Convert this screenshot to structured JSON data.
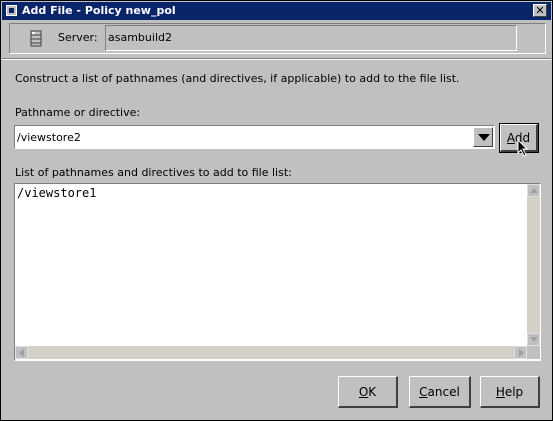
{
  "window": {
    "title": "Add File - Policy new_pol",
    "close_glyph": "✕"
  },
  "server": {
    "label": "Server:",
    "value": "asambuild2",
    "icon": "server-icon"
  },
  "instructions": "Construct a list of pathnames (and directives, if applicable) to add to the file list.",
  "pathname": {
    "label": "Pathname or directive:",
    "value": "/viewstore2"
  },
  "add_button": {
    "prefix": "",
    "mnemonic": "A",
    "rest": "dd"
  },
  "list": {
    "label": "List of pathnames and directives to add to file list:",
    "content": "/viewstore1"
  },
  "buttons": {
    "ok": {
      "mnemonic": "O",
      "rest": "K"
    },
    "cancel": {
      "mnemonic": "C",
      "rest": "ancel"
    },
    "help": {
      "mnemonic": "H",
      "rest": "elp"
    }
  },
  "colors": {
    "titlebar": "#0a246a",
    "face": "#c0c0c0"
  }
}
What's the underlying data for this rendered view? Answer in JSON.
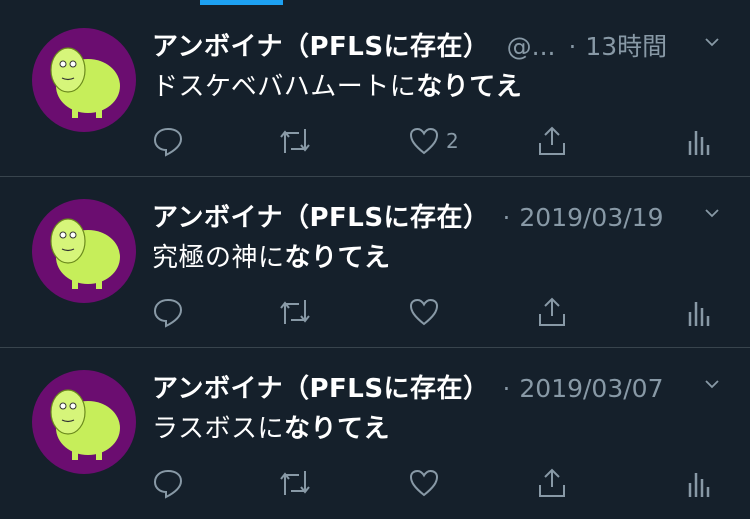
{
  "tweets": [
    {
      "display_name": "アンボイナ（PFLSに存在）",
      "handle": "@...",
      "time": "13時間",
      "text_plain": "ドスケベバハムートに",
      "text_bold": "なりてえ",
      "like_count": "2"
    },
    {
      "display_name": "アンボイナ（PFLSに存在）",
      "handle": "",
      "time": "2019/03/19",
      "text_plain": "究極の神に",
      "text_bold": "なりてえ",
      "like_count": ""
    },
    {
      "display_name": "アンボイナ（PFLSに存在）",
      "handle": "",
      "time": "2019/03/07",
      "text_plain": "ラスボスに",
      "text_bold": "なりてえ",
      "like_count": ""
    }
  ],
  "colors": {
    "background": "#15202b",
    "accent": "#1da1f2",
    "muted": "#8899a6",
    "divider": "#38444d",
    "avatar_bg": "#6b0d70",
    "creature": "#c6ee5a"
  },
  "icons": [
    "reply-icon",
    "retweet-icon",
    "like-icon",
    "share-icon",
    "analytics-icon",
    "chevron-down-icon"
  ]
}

Problem to work on: Where a line in the material contains "label", copy that line.

Exercise solution:
    "label": "Server:",
    "label": "Pathname or directive:",
    "label": "List of pathnames and directives to add to file list:",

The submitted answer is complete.